Given records →
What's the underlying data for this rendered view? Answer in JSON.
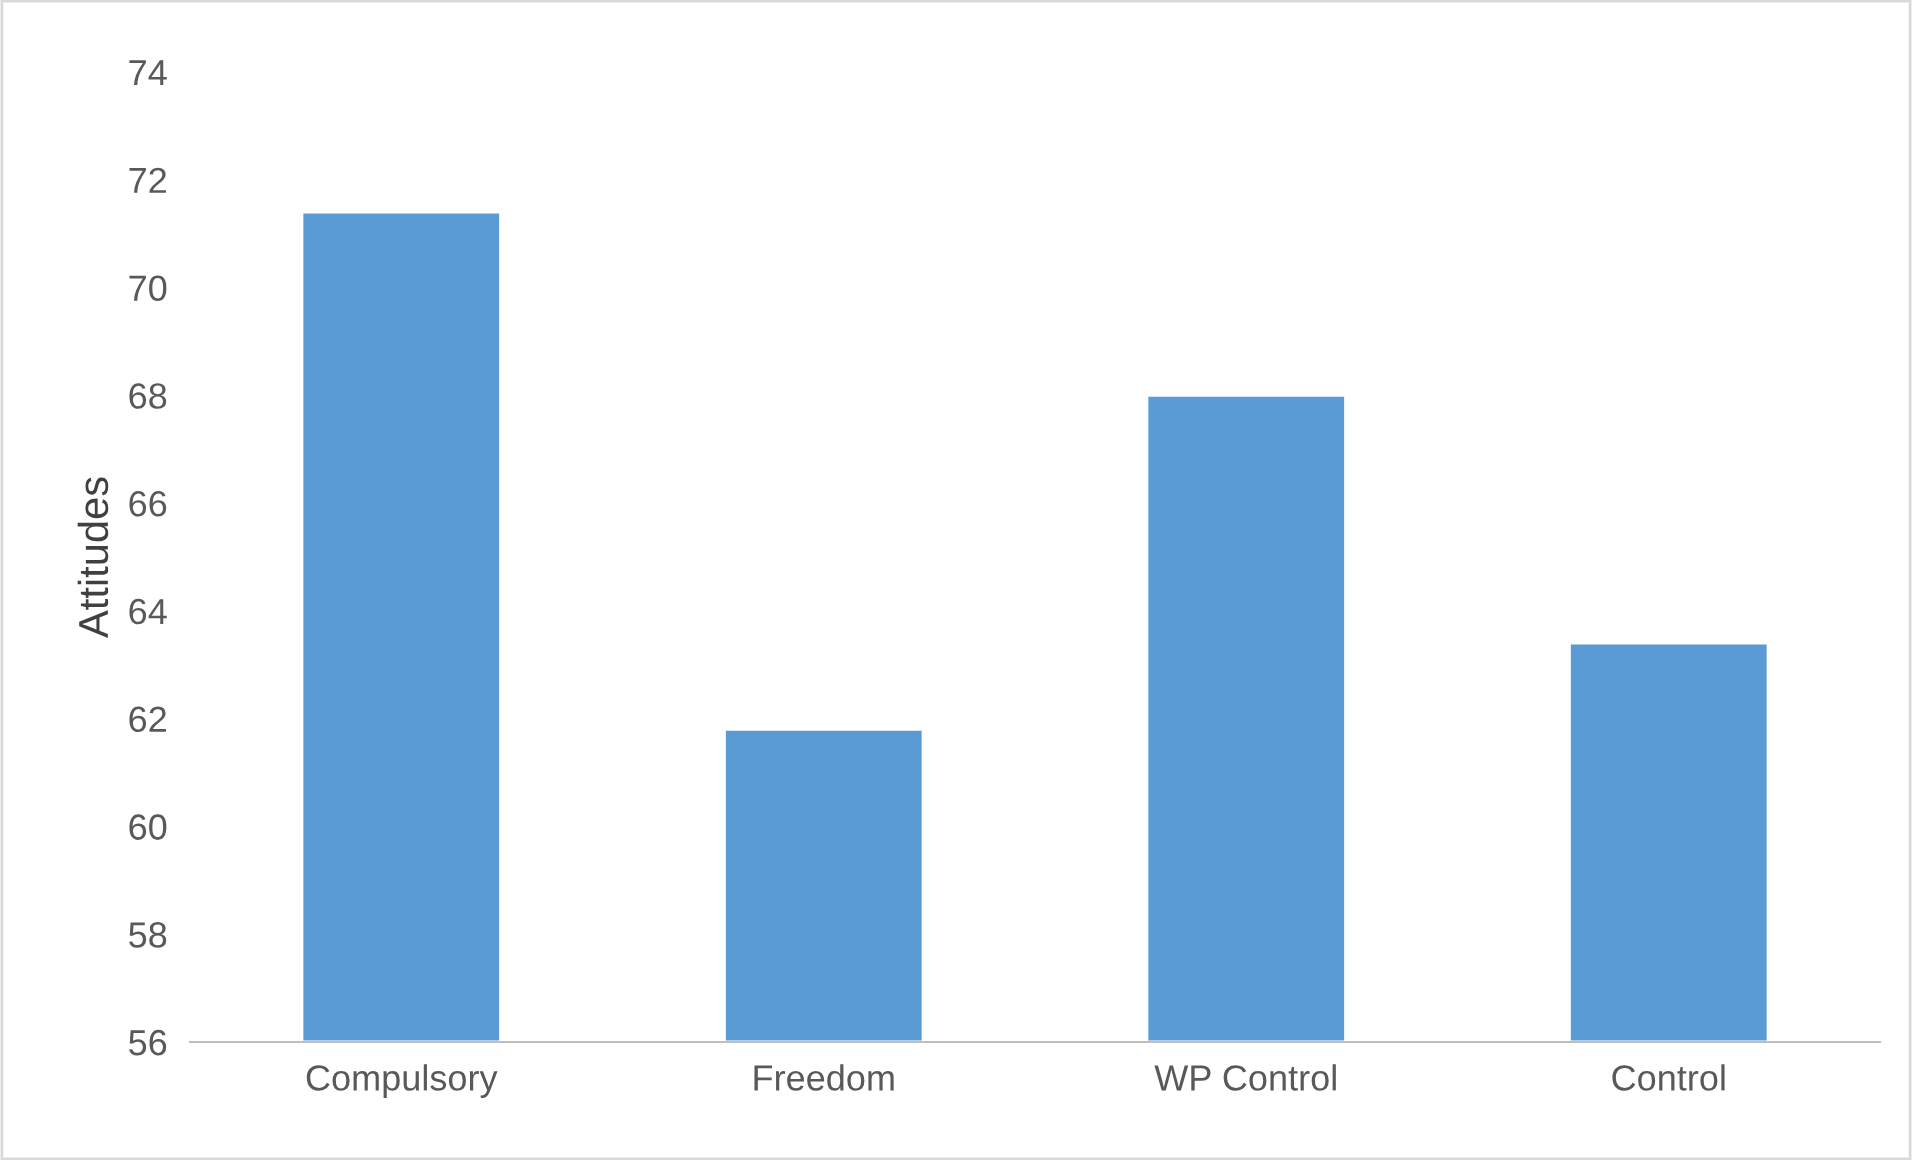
{
  "chart_data": {
    "type": "bar",
    "ylabel": "Attitudes",
    "categories": [
      "Compulsory",
      "Freedom",
      "WP Control",
      "Control"
    ],
    "values": [
      71.4,
      61.8,
      68.0,
      63.4
    ],
    "color": "#5b9bd5",
    "ylim": [
      56,
      74
    ],
    "yticks": [
      56,
      58,
      60,
      62,
      64,
      66,
      68,
      70,
      72,
      74
    ],
    "grid": false
  }
}
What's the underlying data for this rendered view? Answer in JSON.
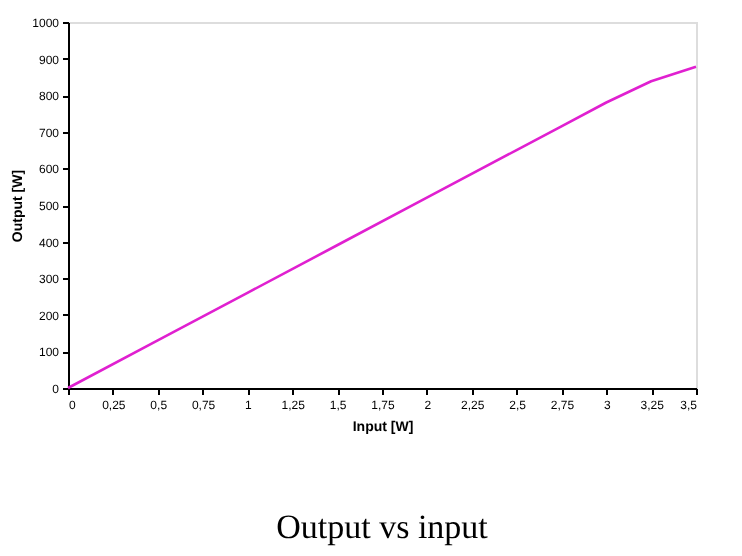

Task directions → Pictures excluded, quote all the data above exactly.

Answer to the problem →
What's the underlying data for this rendered view? Answer in JSON.
{
  "chart_data": {
    "type": "bar",
    "ylabel": "Attitudes",
    "categories": [
      "Compulsory",
      "Freedom",
      "WP Control",
      "Control"
    ],
    "values": [
      71.4,
      61.8,
      68.0,
      63.4
    ],
    "color": "#5b9bd5",
    "ylim": [
      56,
      74
    ],
    "yticks": [
      56,
      58,
      60,
      62,
      64,
      66,
      68,
      70,
      72,
      74
    ],
    "grid": false
  }
}
What's the underlying data for this rendered view? Answer in JSON.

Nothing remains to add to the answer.